--- Records to process ---

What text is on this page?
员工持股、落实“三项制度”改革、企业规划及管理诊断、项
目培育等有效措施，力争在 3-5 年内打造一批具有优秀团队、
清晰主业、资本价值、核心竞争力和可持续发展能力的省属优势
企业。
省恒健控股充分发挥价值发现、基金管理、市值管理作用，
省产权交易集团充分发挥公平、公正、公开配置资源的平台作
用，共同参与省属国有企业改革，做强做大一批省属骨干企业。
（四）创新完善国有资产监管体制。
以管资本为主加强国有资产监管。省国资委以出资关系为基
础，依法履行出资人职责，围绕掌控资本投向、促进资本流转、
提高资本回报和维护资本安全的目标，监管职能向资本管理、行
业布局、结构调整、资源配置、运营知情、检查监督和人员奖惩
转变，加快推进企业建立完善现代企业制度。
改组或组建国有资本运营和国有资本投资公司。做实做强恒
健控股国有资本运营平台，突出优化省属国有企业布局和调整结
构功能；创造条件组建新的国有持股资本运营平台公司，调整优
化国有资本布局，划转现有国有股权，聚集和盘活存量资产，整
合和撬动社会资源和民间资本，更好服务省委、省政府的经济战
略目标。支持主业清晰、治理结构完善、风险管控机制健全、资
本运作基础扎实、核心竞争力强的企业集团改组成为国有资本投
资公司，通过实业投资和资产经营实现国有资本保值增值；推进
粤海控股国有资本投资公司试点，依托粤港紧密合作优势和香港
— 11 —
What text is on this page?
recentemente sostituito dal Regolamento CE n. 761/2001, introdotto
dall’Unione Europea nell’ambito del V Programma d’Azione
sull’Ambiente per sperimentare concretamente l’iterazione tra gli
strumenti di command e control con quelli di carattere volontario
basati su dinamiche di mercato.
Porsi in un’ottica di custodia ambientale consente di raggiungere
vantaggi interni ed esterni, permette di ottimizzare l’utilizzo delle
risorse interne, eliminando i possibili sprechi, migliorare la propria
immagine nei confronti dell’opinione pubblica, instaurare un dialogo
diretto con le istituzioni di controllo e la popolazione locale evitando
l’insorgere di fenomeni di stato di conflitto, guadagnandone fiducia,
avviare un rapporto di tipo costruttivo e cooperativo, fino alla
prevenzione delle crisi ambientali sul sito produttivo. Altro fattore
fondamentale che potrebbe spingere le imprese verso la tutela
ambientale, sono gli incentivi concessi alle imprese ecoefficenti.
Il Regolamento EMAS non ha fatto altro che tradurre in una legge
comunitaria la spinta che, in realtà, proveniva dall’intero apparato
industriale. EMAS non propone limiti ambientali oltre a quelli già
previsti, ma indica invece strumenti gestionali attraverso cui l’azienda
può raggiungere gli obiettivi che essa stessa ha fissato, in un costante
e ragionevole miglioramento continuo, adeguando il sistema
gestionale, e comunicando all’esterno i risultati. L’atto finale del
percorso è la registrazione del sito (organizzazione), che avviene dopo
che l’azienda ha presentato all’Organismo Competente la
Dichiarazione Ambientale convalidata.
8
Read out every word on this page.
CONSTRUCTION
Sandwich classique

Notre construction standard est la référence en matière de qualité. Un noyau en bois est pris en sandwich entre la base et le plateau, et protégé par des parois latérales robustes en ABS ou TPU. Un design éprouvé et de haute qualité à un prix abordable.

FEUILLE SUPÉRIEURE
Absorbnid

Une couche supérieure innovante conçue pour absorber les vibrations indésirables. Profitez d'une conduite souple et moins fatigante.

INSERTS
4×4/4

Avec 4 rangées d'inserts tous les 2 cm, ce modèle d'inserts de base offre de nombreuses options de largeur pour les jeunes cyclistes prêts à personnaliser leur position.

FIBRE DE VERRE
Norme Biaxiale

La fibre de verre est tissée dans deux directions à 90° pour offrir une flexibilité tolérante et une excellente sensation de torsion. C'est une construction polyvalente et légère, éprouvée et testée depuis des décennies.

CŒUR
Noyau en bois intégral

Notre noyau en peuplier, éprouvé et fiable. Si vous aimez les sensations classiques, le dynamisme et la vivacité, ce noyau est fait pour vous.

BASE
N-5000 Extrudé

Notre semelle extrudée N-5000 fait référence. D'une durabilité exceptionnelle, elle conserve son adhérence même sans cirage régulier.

---

• Goal of the exercise
Return the material in full, exactly as shown.

• Written answer
What text is on this page?
员工持股、落实“三项制度”改革、企业规划及管理诊断、项
目培育等有效措施，力争在 3-5 年内打造一批具有优秀团队、
清晰主业、资本价值、核心竞争力和可持续发展能力的省属优势
企业。
省恒健控股充分发挥价值发现、基金管理、市值管理作用，
省产权交易集团充分发挥公平、公正、公开配置资源的平台作
用，共同参与省属国有企业改革，做强做大一批省属骨干企业。
（四）创新完善国有资产监管体制。
以管资本为主加强国有资产监管。省国资委以出资关系为基
础，依法履行出资人职责，围绕掌控资本投向、促进资本流转、
提高资本回报和维护资本安全的目标，监管职能向资本管理、行
业布局、结构调整、资源配置、运营知情、检查监督和人员奖惩
转变，加快推进企业建立完善现代企业制度。
改组或组建国有资本运营和国有资本投资公司。做实做强恒
健控股国有资本运营平台，突出优化省属国有企业布局和调整结
构功能；创造条件组建新的国有持股资本运营平台公司，调整优
化国有资本布局，划转现有国有股权，聚集和盘活存量资产，整
合和撬动社会资源和民间资本，更好服务省委、省政府的经济战
略目标。支持主业清晰、治理结构完善、风险管控机制健全、资
本运作基础扎实、核心竞争力强的企业集团改组成为国有资本投
资公司，通过实业投资和资产经营实现国有资本保值增值；推进
粤海控股国有资本投资公司试点，依托粤港紧密合作优势和香港
— 11 —
What text is on this page?
recentemente sostituito dal Regolamento CE n. 761/2001, introdotto
dall’Unione Europea nell’ambito del V Programma d’Azione
sull’Ambiente per sperimentare concretamente l’iterazione tra gli
strumenti di command e control con quelli di carattere volontario
basati su dinamiche di mercato.
Porsi in un’ottica di custodia ambientale consente di raggiungere
vantaggi interni ed esterni, permette di ottimizzare l’utilizzo delle
risorse interne, eliminando i possibili sprechi, migliorare la propria
immagine nei confronti dell’opinione pubblica, instaurare un dialogo
diretto con le istituzioni di controllo e la popolazione locale evitando
l’insorgere di fenomeni di stato di conflitto, guadagnandone fiducia,
avviare un rapporto di tipo costruttivo e cooperativo, fino alla
prevenzione delle crisi ambientali sul sito produttivo. Altro fattore
fondamentale che potrebbe spingere le imprese verso la tutela
ambientale, sono gli incentivi concessi alle imprese ecoefficenti.
Il Regolamento EMAS non ha fatto altro che tradurre in una legge
comunitaria la spinta che, in realtà, proveniva dall’intero apparato
industriale. EMAS non propone limiti ambientali oltre a quelli già
previsti, ma indica invece strumenti gestionali attraverso cui l’azienda
può raggiungere gli obiettivi che essa stessa ha fissato, in un costante
e ragionevole miglioramento continuo, adeguando il sistema
gestionale, e comunicando all’esterno i risultati. L’atto finale del
percorso è la registrazione del sito (organizzazione), che avviene dopo
che l’azienda ha presentato all’Organismo Competente la
Dichiarazione Ambientale convalidata.
8
Read out every word on this page.
CONSTRUCTION
Sandwich classique

Notre construction standard est la référence en matière de qualité. Un noyau en bois est pris en sandwich entre la base et le plateau, et protégé par des parois latérales robustes en ABS ou TPU. Un design éprouvé et de haute qualité à un prix abordable.

FEUILLE SUPÉRIEURE
Absorbnid

Une couche supérieure innovante conçue pour absorber les vibrations indésirables. Profitez d'une conduite souple et moins fatigante.

INSERTS
4×4/4

Avec 4 rangées d'inserts tous les 2 cm, ce modèle d'inserts de base offre de nombreuses options de largeur pour les jeunes cyclistes prêts à personnaliser leur position.

FIBRE DE VERRE
Norme Biaxiale

La fibre de verre est tissée dans deux directions à 90° pour offrir une flexibilité tolérante et une excellente sensation de torsion. C'est une construction polyvalente et légère, éprouvée et testée depuis des décennies.

CŒUR
Noyau en bois intégral

Notre noyau en peuplier, éprouvé et fiable. Si vous aimez les sensations classiques, le dynamisme et la vivacité, ce noyau est fait pour vous.

BASE
N-5000 Extrudé

Notre semelle extrudée N-5000 fait référence. D'une durabilité exceptionnelle, elle conserve son adhérence même sans cirage régulier.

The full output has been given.